>> Begin
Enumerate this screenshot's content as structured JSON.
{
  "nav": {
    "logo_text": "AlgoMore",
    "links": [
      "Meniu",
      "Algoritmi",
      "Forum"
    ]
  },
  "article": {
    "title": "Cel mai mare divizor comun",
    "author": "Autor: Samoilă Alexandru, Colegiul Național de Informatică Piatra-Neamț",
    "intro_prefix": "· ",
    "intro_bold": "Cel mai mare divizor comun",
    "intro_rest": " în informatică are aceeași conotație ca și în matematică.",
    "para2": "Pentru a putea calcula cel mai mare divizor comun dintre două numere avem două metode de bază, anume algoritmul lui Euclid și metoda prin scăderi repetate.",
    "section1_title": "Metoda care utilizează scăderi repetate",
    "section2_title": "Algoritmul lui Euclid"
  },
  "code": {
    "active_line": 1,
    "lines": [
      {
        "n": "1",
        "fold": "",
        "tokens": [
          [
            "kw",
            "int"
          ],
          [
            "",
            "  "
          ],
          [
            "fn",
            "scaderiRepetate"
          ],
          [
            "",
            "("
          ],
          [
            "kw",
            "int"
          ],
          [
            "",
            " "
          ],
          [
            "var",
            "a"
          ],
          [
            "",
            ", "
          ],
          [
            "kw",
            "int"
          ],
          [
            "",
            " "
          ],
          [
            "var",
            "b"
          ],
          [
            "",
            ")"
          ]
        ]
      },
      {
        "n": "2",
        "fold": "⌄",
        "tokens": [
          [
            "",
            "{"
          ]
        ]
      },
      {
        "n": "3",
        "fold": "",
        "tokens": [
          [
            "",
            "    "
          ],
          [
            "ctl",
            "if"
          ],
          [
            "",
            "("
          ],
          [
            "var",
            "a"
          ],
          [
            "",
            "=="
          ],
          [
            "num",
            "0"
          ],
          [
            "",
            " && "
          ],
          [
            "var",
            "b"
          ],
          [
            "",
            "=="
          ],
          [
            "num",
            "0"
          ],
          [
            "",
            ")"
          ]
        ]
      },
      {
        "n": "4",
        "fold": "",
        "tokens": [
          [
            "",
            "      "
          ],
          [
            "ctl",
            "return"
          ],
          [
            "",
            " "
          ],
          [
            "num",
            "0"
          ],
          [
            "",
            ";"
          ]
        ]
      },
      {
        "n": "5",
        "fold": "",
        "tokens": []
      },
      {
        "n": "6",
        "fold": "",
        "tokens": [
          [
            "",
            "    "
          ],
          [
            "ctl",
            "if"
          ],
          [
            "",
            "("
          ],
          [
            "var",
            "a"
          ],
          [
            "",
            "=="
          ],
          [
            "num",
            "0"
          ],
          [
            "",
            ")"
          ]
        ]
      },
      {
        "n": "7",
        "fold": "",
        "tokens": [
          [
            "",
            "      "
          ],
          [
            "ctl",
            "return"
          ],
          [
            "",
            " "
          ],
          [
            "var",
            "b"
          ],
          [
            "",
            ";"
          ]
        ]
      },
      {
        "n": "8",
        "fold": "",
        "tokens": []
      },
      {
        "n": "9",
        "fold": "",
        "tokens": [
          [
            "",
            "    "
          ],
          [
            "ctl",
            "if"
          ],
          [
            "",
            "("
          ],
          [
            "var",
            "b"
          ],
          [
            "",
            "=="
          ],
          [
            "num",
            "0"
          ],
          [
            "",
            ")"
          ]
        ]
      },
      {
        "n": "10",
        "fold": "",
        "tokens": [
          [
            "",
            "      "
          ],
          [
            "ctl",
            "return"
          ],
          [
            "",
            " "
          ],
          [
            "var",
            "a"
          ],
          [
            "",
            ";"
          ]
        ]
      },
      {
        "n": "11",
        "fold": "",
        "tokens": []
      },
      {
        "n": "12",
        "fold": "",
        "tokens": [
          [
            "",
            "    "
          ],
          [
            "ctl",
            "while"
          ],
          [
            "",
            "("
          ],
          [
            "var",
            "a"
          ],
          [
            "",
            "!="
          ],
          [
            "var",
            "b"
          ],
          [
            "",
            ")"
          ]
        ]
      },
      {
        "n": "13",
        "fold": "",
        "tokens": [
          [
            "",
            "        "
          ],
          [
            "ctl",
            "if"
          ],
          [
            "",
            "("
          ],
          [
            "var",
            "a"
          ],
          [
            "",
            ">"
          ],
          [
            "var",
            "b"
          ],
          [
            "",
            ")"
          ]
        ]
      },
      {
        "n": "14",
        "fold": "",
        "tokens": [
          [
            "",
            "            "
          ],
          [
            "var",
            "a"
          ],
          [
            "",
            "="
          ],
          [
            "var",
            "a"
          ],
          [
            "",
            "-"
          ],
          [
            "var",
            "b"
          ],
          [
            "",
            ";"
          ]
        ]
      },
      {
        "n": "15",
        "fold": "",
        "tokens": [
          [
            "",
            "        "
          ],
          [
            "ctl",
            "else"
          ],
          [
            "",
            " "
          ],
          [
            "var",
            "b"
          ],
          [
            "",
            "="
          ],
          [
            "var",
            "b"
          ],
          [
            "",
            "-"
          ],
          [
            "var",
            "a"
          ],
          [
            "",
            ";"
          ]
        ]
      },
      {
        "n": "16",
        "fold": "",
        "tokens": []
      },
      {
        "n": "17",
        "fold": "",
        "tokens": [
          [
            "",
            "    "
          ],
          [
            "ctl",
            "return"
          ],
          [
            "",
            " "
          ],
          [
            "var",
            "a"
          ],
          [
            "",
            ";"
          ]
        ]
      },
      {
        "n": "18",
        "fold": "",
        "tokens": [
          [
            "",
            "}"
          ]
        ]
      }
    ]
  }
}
>> End
> **WHAT TO PRODUCE**
Transcribe the data above in full, exactly.

> **FULL OUTPUT**
Enumerate this screenshot's content as structured JSON.
{
  "nav": {
    "logo_text": "AlgoMore",
    "links": [
      "Meniu",
      "Algoritmi",
      "Forum"
    ]
  },
  "article": {
    "title": "Cel mai mare divizor comun",
    "author": "Autor: Samoilă Alexandru, Colegiul Național de Informatică Piatra-Neamț",
    "intro_prefix": "· ",
    "intro_bold": "Cel mai mare divizor comun",
    "intro_rest": " în informatică are aceeași conotație ca și în matematică.",
    "para2": "Pentru a putea calcula cel mai mare divizor comun dintre două numere avem două metode de bază, anume algoritmul lui Euclid și metoda prin scăderi repetate.",
    "section1_title": "Metoda care utilizează scăderi repetate",
    "section2_title": "Algoritmul lui Euclid"
  },
  "code": {
    "active_line": 1,
    "lines": [
      {
        "n": "1",
        "fold": "",
        "tokens": [
          [
            "kw",
            "int"
          ],
          [
            "",
            "  "
          ],
          [
            "fn",
            "scaderiRepetate"
          ],
          [
            "",
            "("
          ],
          [
            "kw",
            "int"
          ],
          [
            "",
            " "
          ],
          [
            "var",
            "a"
          ],
          [
            "",
            ", "
          ],
          [
            "kw",
            "int"
          ],
          [
            "",
            " "
          ],
          [
            "var",
            "b"
          ],
          [
            "",
            ")"
          ]
        ]
      },
      {
        "n": "2",
        "fold": "⌄",
        "tokens": [
          [
            "",
            "{"
          ]
        ]
      },
      {
        "n": "3",
        "fold": "",
        "tokens": [
          [
            "",
            "    "
          ],
          [
            "ctl",
            "if"
          ],
          [
            "",
            "("
          ],
          [
            "var",
            "a"
          ],
          [
            "",
            "=="
          ],
          [
            "num",
            "0"
          ],
          [
            "",
            " && "
          ],
          [
            "var",
            "b"
          ],
          [
            "",
            "=="
          ],
          [
            "num",
            "0"
          ],
          [
            "",
            ")"
          ]
        ]
      },
      {
        "n": "4",
        "fold": "",
        "tokens": [
          [
            "",
            "      "
          ],
          [
            "ctl",
            "return"
          ],
          [
            "",
            " "
          ],
          [
            "num",
            "0"
          ],
          [
            "",
            ";"
          ]
        ]
      },
      {
        "n": "5",
        "fold": "",
        "tokens": []
      },
      {
        "n": "6",
        "fold": "",
        "tokens": [
          [
            "",
            "    "
          ],
          [
            "ctl",
            "if"
          ],
          [
            "",
            "("
          ],
          [
            "var",
            "a"
          ],
          [
            "",
            "=="
          ],
          [
            "num",
            "0"
          ],
          [
            "",
            ")"
          ]
        ]
      },
      {
        "n": "7",
        "fold": "",
        "tokens": [
          [
            "",
            "      "
          ],
          [
            "ctl",
            "return"
          ],
          [
            "",
            " "
          ],
          [
            "var",
            "b"
          ],
          [
            "",
            ";"
          ]
        ]
      },
      {
        "n": "8",
        "fold": "",
        "tokens": []
      },
      {
        "n": "9",
        "fold": "",
        "tokens": [
          [
            "",
            "    "
          ],
          [
            "ctl",
            "if"
          ],
          [
            "",
            "("
          ],
          [
            "var",
            "b"
          ],
          [
            "",
            "=="
          ],
          [
            "num",
            "0"
          ],
          [
            "",
            ")"
          ]
        ]
      },
      {
        "n": "10",
        "fold": "",
        "tokens": [
          [
            "",
            "      "
          ],
          [
            "ctl",
            "return"
          ],
          [
            "",
            " "
          ],
          [
            "var",
            "a"
          ],
          [
            "",
            ";"
          ]
        ]
      },
      {
        "n": "11",
        "fold": "",
        "tokens": []
      },
      {
        "n": "12",
        "fold": "",
        "tokens": [
          [
            "",
            "    "
          ],
          [
            "ctl",
            "while"
          ],
          [
            "",
            "("
          ],
          [
            "var",
            "a"
          ],
          [
            "",
            "!="
          ],
          [
            "var",
            "b"
          ],
          [
            "",
            ")"
          ]
        ]
      },
      {
        "n": "13",
        "fold": "",
        "tokens": [
          [
            "",
            "        "
          ],
          [
            "ctl",
            "if"
          ],
          [
            "",
            "("
          ],
          [
            "var",
            "a"
          ],
          [
            "",
            ">"
          ],
          [
            "var",
            "b"
          ],
          [
            "",
            ")"
          ]
        ]
      },
      {
        "n": "14",
        "fold": "",
        "tokens": [
          [
            "",
            "            "
          ],
          [
            "var",
            "a"
          ],
          [
            "",
            "="
          ],
          [
            "var",
            "a"
          ],
          [
            "",
            "-"
          ],
          [
            "var",
            "b"
          ],
          [
            "",
            ";"
          ]
        ]
      },
      {
        "n": "15",
        "fold": "",
        "tokens": [
          [
            "",
            "        "
          ],
          [
            "ctl",
            "else"
          ],
          [
            "",
            " "
          ],
          [
            "var",
            "b"
          ],
          [
            "",
            "="
          ],
          [
            "var",
            "b"
          ],
          [
            "",
            "-"
          ],
          [
            "var",
            "a"
          ],
          [
            "",
            ";"
          ]
        ]
      },
      {
        "n": "16",
        "fold": "",
        "tokens": []
      },
      {
        "n": "17",
        "fold": "",
        "tokens": [
          [
            "",
            "    "
          ],
          [
            "ctl",
            "return"
          ],
          [
            "",
            " "
          ],
          [
            "var",
            "a"
          ],
          [
            "",
            ";"
          ]
        ]
      },
      {
        "n": "18",
        "fold": "",
        "tokens": [
          [
            "",
            "}"
          ]
        ]
      }
    ]
  }
}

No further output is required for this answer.